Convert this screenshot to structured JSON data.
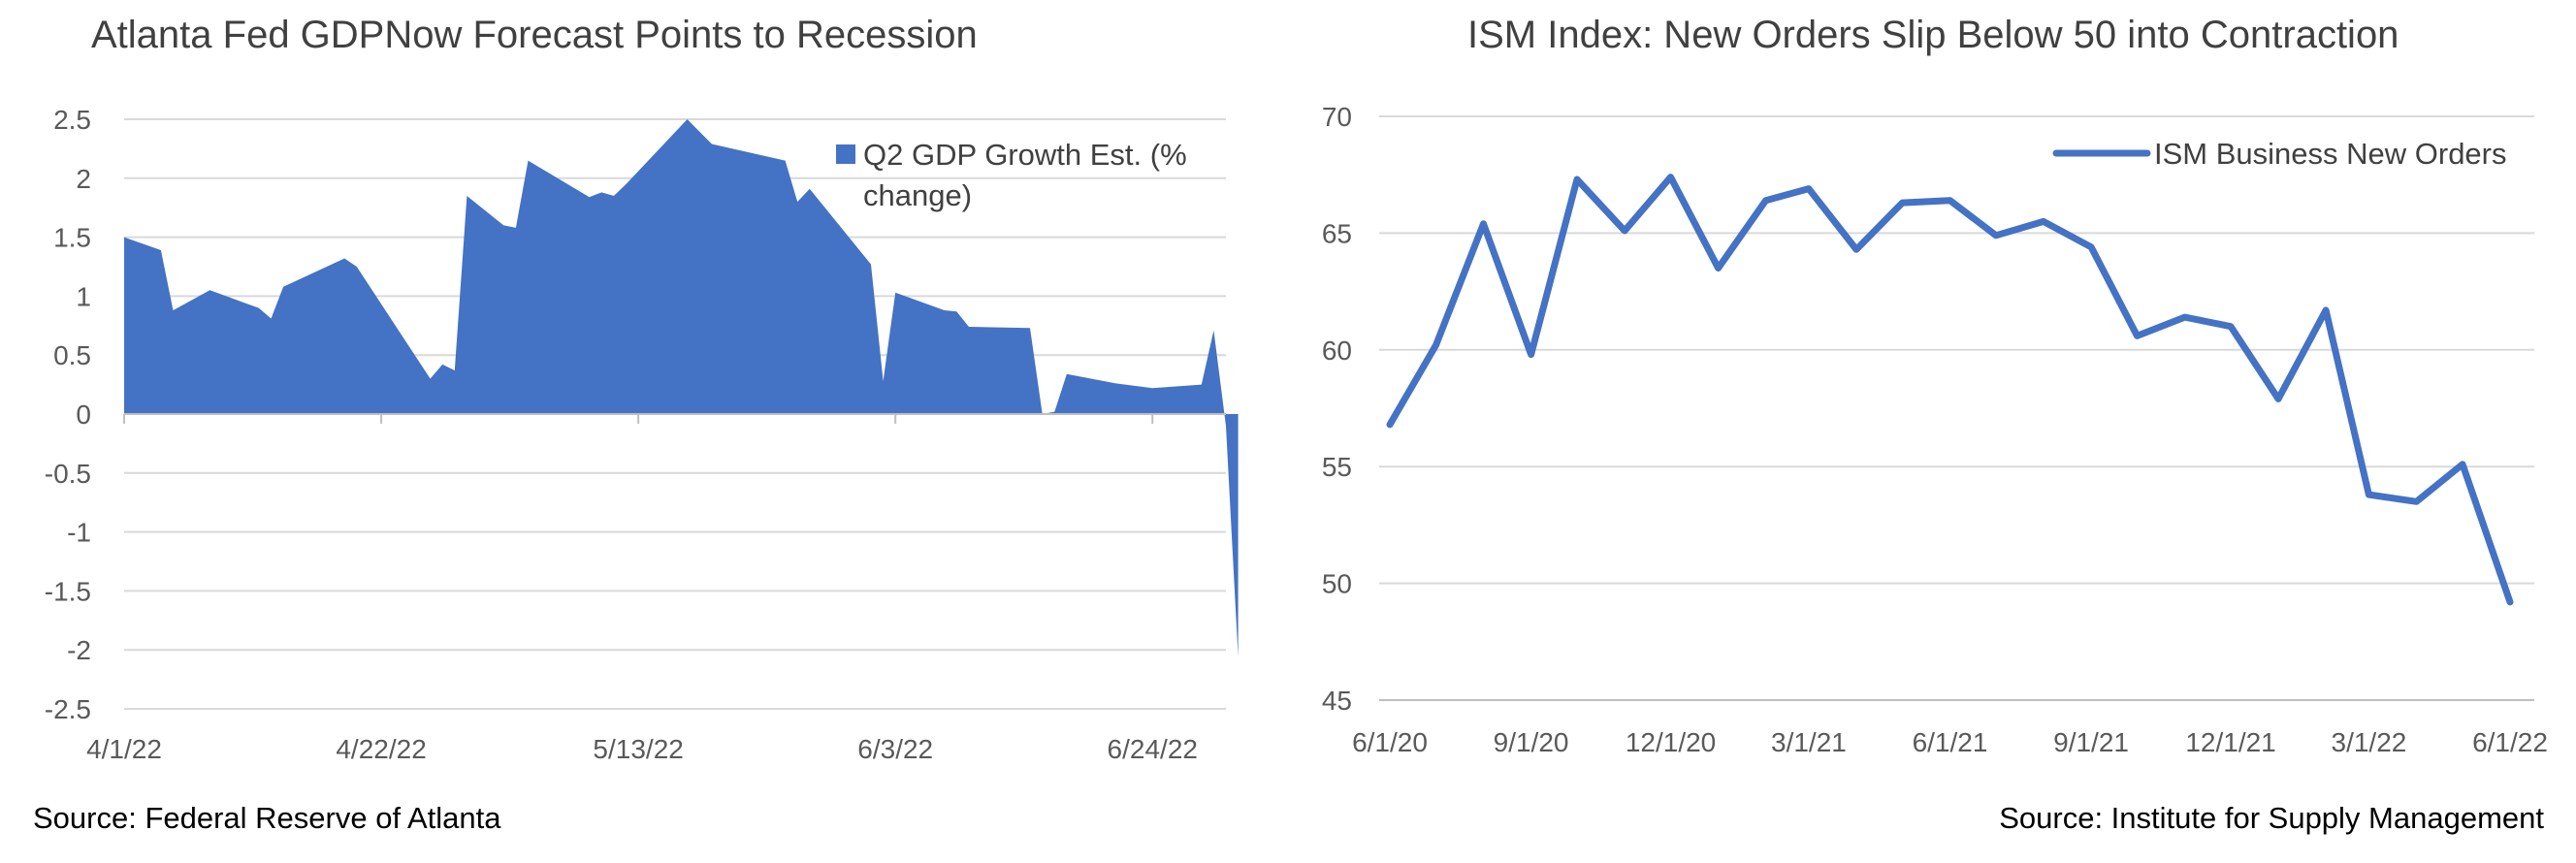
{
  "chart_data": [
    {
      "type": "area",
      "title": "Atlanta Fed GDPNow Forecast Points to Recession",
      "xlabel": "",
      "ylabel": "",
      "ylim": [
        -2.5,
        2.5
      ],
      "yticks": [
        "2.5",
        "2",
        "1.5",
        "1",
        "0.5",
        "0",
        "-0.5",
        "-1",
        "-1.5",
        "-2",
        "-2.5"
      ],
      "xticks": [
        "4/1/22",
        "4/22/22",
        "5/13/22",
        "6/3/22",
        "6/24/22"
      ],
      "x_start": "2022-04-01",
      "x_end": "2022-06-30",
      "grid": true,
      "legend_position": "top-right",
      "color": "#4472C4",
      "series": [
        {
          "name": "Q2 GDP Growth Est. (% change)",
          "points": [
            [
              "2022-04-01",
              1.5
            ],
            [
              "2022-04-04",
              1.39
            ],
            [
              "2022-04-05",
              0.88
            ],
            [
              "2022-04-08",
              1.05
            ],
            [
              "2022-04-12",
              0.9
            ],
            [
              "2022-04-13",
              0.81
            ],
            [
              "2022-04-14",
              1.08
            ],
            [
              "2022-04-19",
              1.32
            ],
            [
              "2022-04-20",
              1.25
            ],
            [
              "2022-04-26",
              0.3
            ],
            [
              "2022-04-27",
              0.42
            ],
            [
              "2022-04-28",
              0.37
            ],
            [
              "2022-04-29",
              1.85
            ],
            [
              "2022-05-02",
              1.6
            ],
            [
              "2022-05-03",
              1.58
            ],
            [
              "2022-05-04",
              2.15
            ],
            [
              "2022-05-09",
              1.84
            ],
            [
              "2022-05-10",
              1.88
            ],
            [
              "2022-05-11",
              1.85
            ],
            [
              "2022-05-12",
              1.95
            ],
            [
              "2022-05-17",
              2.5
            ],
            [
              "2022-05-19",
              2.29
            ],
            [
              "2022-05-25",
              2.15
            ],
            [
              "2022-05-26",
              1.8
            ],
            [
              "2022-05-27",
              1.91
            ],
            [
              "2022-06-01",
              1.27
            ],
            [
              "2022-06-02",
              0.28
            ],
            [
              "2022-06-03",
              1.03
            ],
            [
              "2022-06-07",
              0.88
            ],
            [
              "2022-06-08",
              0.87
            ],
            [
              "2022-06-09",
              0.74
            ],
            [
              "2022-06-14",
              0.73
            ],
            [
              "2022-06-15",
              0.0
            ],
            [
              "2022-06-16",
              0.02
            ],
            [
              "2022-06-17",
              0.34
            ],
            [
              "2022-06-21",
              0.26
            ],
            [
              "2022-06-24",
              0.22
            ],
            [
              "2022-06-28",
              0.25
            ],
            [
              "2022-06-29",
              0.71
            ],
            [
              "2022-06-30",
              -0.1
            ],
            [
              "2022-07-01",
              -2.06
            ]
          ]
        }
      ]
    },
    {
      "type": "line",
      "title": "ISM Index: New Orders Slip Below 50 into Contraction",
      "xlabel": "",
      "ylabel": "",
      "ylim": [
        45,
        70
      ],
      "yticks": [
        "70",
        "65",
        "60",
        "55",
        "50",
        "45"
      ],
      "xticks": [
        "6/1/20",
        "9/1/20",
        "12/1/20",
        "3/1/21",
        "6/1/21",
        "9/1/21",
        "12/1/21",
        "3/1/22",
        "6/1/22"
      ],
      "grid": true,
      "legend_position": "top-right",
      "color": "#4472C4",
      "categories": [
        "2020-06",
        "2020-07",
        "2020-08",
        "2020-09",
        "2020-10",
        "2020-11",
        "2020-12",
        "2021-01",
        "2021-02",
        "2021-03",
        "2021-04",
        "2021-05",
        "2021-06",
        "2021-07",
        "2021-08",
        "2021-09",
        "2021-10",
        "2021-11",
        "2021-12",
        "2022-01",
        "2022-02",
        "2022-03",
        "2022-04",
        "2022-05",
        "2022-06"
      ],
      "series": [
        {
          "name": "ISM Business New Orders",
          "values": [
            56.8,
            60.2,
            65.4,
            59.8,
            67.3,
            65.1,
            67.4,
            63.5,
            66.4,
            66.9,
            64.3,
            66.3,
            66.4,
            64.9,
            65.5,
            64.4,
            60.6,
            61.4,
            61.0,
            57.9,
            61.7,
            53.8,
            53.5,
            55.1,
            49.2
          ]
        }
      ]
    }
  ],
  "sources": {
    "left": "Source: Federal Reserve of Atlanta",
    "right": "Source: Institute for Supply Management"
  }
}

__________

*Instruction:* Search the entries for the word "Atlanta", then list each line that holds it.

*Answer below:*
      "title": "Atlanta Fed GDPNow Forecast Points to Recession",
    "left": "Source: Federal Reserve of Atlanta",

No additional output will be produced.